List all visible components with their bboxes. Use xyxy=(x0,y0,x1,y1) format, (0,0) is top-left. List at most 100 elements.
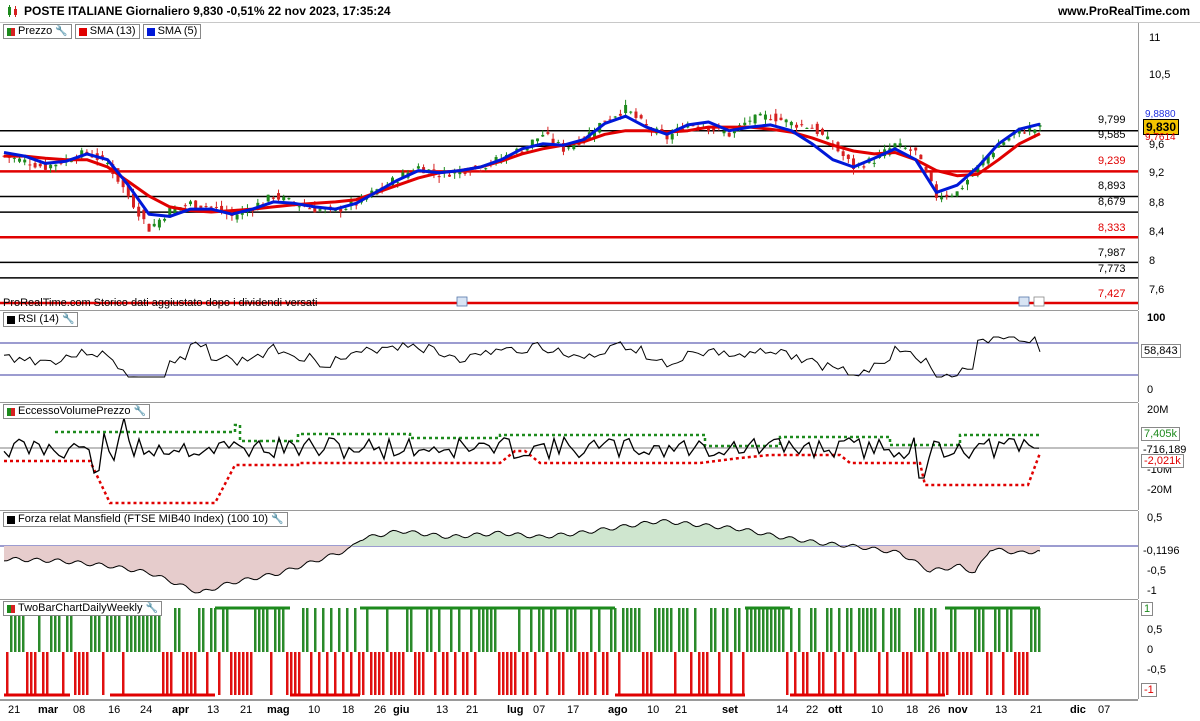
twobar-up-bar xyxy=(262,608,265,652)
twobar-down-bar xyxy=(510,652,513,695)
twobar-up-bar xyxy=(366,608,369,652)
twobar-down-bar xyxy=(78,652,81,695)
candle-body xyxy=(235,214,239,220)
twobar-up-bar xyxy=(850,608,853,652)
twobar-up-bar xyxy=(694,608,697,652)
wrench-icon[interactable]: 🔧 xyxy=(271,513,283,526)
twobar-down-bar xyxy=(578,652,581,695)
twobar-up-bar xyxy=(998,608,1001,652)
twobar-down-bar xyxy=(498,652,501,695)
legend-price[interactable]: Prezzo 🔧 xyxy=(3,24,72,39)
candle-body xyxy=(763,114,767,120)
twobar-up-bar xyxy=(226,608,229,652)
twobar-up-bar xyxy=(922,608,925,652)
twobar-up-bar xyxy=(670,608,673,652)
twobar-up-bar xyxy=(494,608,497,652)
legend-mansfield[interactable]: Forza relat Mansfield (FTSE MIB40 Index)… xyxy=(3,512,288,527)
volume-axis[interactable]: 20M -10M -20M 7,405k -716,189 -2,021k xyxy=(1138,403,1200,510)
twobar-up-bar xyxy=(1030,608,1033,652)
time-axis-label: 26 xyxy=(374,704,387,716)
twobar-up-bar xyxy=(1038,608,1041,652)
twobar-down-bar xyxy=(250,652,253,695)
twobar-up-bar xyxy=(982,608,985,652)
twobar-up-bar xyxy=(874,608,877,652)
twobar-up-bar xyxy=(654,608,657,652)
candle-body xyxy=(137,206,141,217)
level-label: 8,893 xyxy=(1098,180,1126,192)
wrench-icon[interactable]: 🔧 xyxy=(55,25,67,38)
axis-tick: -1 xyxy=(1147,585,1157,597)
twobar-down-bar xyxy=(390,652,393,695)
twobar-up-bar xyxy=(574,608,577,652)
twobar-up-bar xyxy=(1006,608,1009,652)
legend-rsi[interactable]: RSI (14) 🔧 xyxy=(3,312,79,327)
candle-body xyxy=(266,194,270,202)
candle-body xyxy=(308,208,312,210)
twobar-up-bar xyxy=(790,608,793,652)
twobar-down-bar xyxy=(474,652,477,695)
volume-excess-panel[interactable]: EccessoVolumePrezzo 🔧 xyxy=(0,403,1138,511)
candle-body xyxy=(12,157,16,159)
time-axis[interactable]: 21 mar 08 16 24 apr 13 21 mag 10 18 26 giu 13 21 lug 07 1… xyxy=(0,700,1138,721)
twobar-down-bar xyxy=(442,652,445,695)
twobar-down-bar xyxy=(878,652,881,695)
time-axis-label: 07 xyxy=(533,704,546,716)
twobar-panel[interactable]: TwoBarChartDailyWeekly 🔧 xyxy=(0,600,1138,700)
time-axis-label: giu xyxy=(393,704,410,716)
candle-body xyxy=(945,194,949,197)
candle-body xyxy=(629,111,633,113)
twobar-down-bar xyxy=(182,652,185,695)
axis-tick: -0,5 xyxy=(1147,565,1166,577)
legend-sma5[interactable]: SMA (5) xyxy=(142,24,202,39)
rsi-axis[interactable]: 100 0 58,843 xyxy=(1138,311,1200,402)
twobar-up-bar xyxy=(758,608,761,652)
twobar-up-bar xyxy=(538,608,541,652)
time-axis-label: 21 xyxy=(466,704,479,716)
legend-mansfield-label: Forza relat Mansfield (FTSE MIB40 Index)… xyxy=(18,513,269,525)
candle-body xyxy=(639,115,643,119)
wrench-icon[interactable]: 🔧 xyxy=(62,313,74,326)
twobar-up-bar xyxy=(598,608,601,652)
twobar-axis[interactable]: 1 0,5 0 -0,5 -1 xyxy=(1138,600,1200,699)
twobar-down-bar xyxy=(334,652,337,695)
price-legend: Prezzo 🔧 SMA (13) SMA (5) xyxy=(3,24,202,39)
twobar-down-bar xyxy=(310,652,313,695)
candle-body xyxy=(204,206,208,208)
candle-body xyxy=(800,124,804,126)
twobar-down-bar xyxy=(218,652,221,695)
time-axis-label: 14 xyxy=(776,704,789,716)
twobar-down-bar xyxy=(718,652,721,695)
wrench-icon[interactable]: 🔧 xyxy=(146,602,158,615)
mansfield-panel[interactable]: Forza relat Mansfield (FTSE MIB40 Index)… xyxy=(0,511,1138,600)
legend-twobar[interactable]: TwoBarChartDailyWeekly 🔧 xyxy=(3,601,162,616)
candle-body xyxy=(810,127,814,129)
mansfield-axis[interactable]: 0,5 -0,5 -1 -0,1196 xyxy=(1138,511,1200,599)
level-label: 9,239 xyxy=(1098,155,1126,167)
candle-body xyxy=(784,119,788,123)
rsi-panel[interactable]: RSI (14) 🔧 xyxy=(0,311,1138,403)
candle-body xyxy=(551,138,555,144)
twobar-down-bar xyxy=(902,652,905,695)
candle-body xyxy=(748,120,752,122)
twobar-down-bar xyxy=(526,652,529,695)
wrench-icon[interactable]: 🔧 xyxy=(134,405,146,418)
candle-body xyxy=(183,205,187,207)
site-link[interactable]: www.ProRealTime.com xyxy=(1058,4,1190,18)
price-axis[interactable]: 11 10,5 9,6 9,2 8,8 8,4 8 7,6 9,8880 9,8… xyxy=(1138,23,1200,310)
twobar-up-bar xyxy=(314,608,317,652)
twobar-down-bar xyxy=(586,652,589,695)
axis-tick: 100 xyxy=(1147,312,1166,324)
price-panel[interactable]: Prezzo 🔧 SMA (13) SMA (5) ProRealTime.com… xyxy=(0,23,1138,311)
axis-tick: 0,5 xyxy=(1147,512,1163,524)
twobar-down-bar xyxy=(398,652,401,695)
twobar-up-bar xyxy=(722,608,725,652)
candle-body xyxy=(960,188,964,190)
sma5-swatch-icon xyxy=(146,27,155,36)
twobar-down-bar xyxy=(418,652,421,695)
legend-volume-excess[interactable]: EccessoVolumePrezzo 🔧 xyxy=(3,404,150,419)
twobar-up-bar xyxy=(354,608,357,652)
twobar-up-bar xyxy=(566,608,569,652)
twobar-up-bar xyxy=(682,608,685,652)
legend-sma13[interactable]: SMA (13) xyxy=(74,24,140,39)
candle-body xyxy=(463,172,467,174)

——————————

Render the listing above as a numbered list with no blank lines, covering every line and omitting the pictures.

- [RESULT BELOW]:
1. List all visible components with their bboxes. Use xyxy=(x0,y0,x1,y1) format, (0,0) is top-left. List at most 100 elements.
2. twobar-up-bar xyxy=(262,608,265,652)
3. twobar-down-bar xyxy=(510,652,513,695)
4. twobar-up-bar xyxy=(366,608,369,652)
5. twobar-down-bar xyxy=(78,652,81,695)
6. candle-body xyxy=(235,214,239,220)
7. twobar-up-bar xyxy=(850,608,853,652)
8. twobar-up-bar xyxy=(694,608,697,652)
9. wrench-icon[interactable]: 🔧 xyxy=(271,513,283,526)
10. twobar-down-bar xyxy=(578,652,581,695)
11. twobar-up-bar xyxy=(998,608,1001,652)
12. twobar-down-bar xyxy=(498,652,501,695)
13. legend-price[interactable]: Prezzo 🔧 xyxy=(3,24,72,39)
14. candle-body xyxy=(763,114,767,120)
15. twobar-up-bar xyxy=(226,608,229,652)
16. twobar-up-bar xyxy=(922,608,925,652)
17. twobar-up-bar xyxy=(670,608,673,652)
18. twobar-up-bar xyxy=(494,608,497,652)
19. legend-mansfield[interactable]: Forza relat Mansfield (FTSE MIB40 Index)… xyxy=(3,512,288,527)
20. volume-axis[interactable]: 20M -10M -20M 7,405k -716,189 -2,021k xyxy=(1138,403,1200,510)
21. twobar-up-bar xyxy=(1030,608,1033,652)
22. time-axis-label: 26 xyxy=(374,704,387,716)
23. twobar-up-bar xyxy=(1038,608,1041,652)
24. twobar-down-bar xyxy=(250,652,253,695)
25. twobar-up-bar xyxy=(982,608,985,652)
26. twobar-up-bar xyxy=(874,608,877,652)
27. twobar-up-bar xyxy=(654,608,657,652)
28. candle-body xyxy=(137,206,141,217)
29. level-label: 8,893 xyxy=(1098,180,1126,192)
30. wrench-icon[interactable]: 🔧 xyxy=(55,25,67,38)
31. axis-tick: -1 xyxy=(1147,585,1157,597)
32. twobar-down-bar xyxy=(390,652,393,695)
33. twobar-up-bar xyxy=(574,608,577,652)
34. twobar-up-bar xyxy=(1006,608,1009,652)
35. legend-rsi[interactable]: RSI (14) 🔧 xyxy=(3,312,79,327)
36. candle-body xyxy=(266,194,270,202)
37. candle-body xyxy=(308,208,312,210)
38. twobar-up-bar xyxy=(790,608,793,652)
39. twobar-down-bar xyxy=(474,652,477,695)
40. volume-excess-panel[interactable]: EccessoVolumePrezzo 🔧 xyxy=(0,403,1138,511)
41. candle-body xyxy=(12,157,16,159)
42. time-axis[interactable]: 21 mar 08 16 24 apr 13 21 mag 10 18 26 giu 13 21 lug 07 1… xyxy=(0,700,1138,721)
43. twobar-down-bar xyxy=(442,652,445,695)
44. twobar-down-bar xyxy=(878,652,881,695)
45. time-axis-label: 07 xyxy=(533,704,546,716)
46. twobar-panel[interactable]: TwoBarChartDailyWeekly 🔧 xyxy=(0,600,1138,700)
47. time-axis-label: giu xyxy=(393,704,410,716)
48. candle-body xyxy=(945,194,949,197)
49. candle-body xyxy=(629,111,633,113)
50. twobar-down-bar xyxy=(182,652,185,695)
51. axis-tick: -0,5 xyxy=(1147,565,1166,577)
52. legend-sma5[interactable]: SMA (5) xyxy=(142,24,202,39)
53. rsi-axis[interactable]: 100 0 58,843 xyxy=(1138,311,1200,402)
54. twobar-up-bar xyxy=(758,608,761,652)
55. twobar-up-bar xyxy=(538,608,541,652)
56. time-axis-label: 21 xyxy=(466,704,479,716)
57. legend-mansfield-label: Forza relat Mansfield (FTSE MIB40 Index)… xyxy=(18,513,269,525)
58. candle-body xyxy=(639,115,643,119)
59. wrench-icon[interactable]: 🔧 xyxy=(62,313,74,326)
60. twobar-up-bar xyxy=(598,608,601,652)
61. twobar-axis[interactable]: 1 0,5 0 -0,5 -1 xyxy=(1138,600,1200,699)
62. twobar-down-bar xyxy=(334,652,337,695)
63. price-legend: Prezzo 🔧 SMA (13) SMA (5) xyxy=(3,24,202,39)
64. twobar-down-bar xyxy=(310,652,313,695)
65. candle-body xyxy=(204,206,208,208)
66. candle-body xyxy=(800,124,804,126)
67. twobar-down-bar xyxy=(218,652,221,695)
68. time-axis-label: 14 xyxy=(776,704,789,716)
69. twobar-down-bar xyxy=(718,652,721,695)
70. wrench-icon[interactable]: 🔧 xyxy=(146,602,158,615)
71. mansfield-panel[interactable]: Forza relat Mansfield (FTSE MIB40 Index)… xyxy=(0,511,1138,600)
72. legend-twobar[interactable]: TwoBarChartDailyWeekly 🔧 xyxy=(3,601,162,616)
73. candle-body xyxy=(810,127,814,129)
74. mansfield-axis[interactable]: 0,5 -0,5 -1 -0,1196 xyxy=(1138,511,1200,599)
75. level-label: 9,239 xyxy=(1098,155,1126,167)
76. candle-body xyxy=(784,119,788,123)
77. rsi-panel[interactable]: RSI (14) 🔧 xyxy=(0,311,1138,403)
78. candle-body xyxy=(551,138,555,144)
79. twobar-down-bar xyxy=(902,652,905,695)
80. candle-body xyxy=(748,120,752,122)
81. twobar-down-bar xyxy=(526,652,529,695)
82. wrench-icon[interactable]: 🔧 xyxy=(134,405,146,418)
83. candle-body xyxy=(183,205,187,207)
84. site-link[interactable]: www.ProRealTime.com xyxy=(1058,4,1190,18)
85. price-axis[interactable]: 11 10,5 9,6 9,2 8,8 8,4 8 7,6 9,8880 9,8… xyxy=(1138,23,1200,310)
86. twobar-up-bar xyxy=(314,608,317,652)
87. twobar-down-bar xyxy=(586,652,589,695)
88. axis-tick: 100 xyxy=(1147,312,1166,324)
89. price-panel[interactable]: Prezzo 🔧 SMA (13) SMA (5) ProRealTime.com… xyxy=(0,23,1138,311)
90. axis-tick: 0,5 xyxy=(1147,512,1163,524)
91. twobar-down-bar xyxy=(398,652,401,695)
92. twobar-up-bar xyxy=(722,608,725,652)
93. candle-body xyxy=(960,188,964,190)
94. sma5-swatch-icon xyxy=(146,27,155,36)
95. twobar-down-bar xyxy=(418,652,421,695)
96. legend-volume-excess[interactable]: EccessoVolumePrezzo 🔧 xyxy=(3,404,150,419)
97. twobar-up-bar xyxy=(354,608,357,652)
98. twobar-up-bar xyxy=(566,608,569,652)
99. twobar-up-bar xyxy=(682,608,685,652)
100. legend-sma13[interactable]: SMA (13) xyxy=(74,24,140,39)
101. candle-body xyxy=(463,172,467,174)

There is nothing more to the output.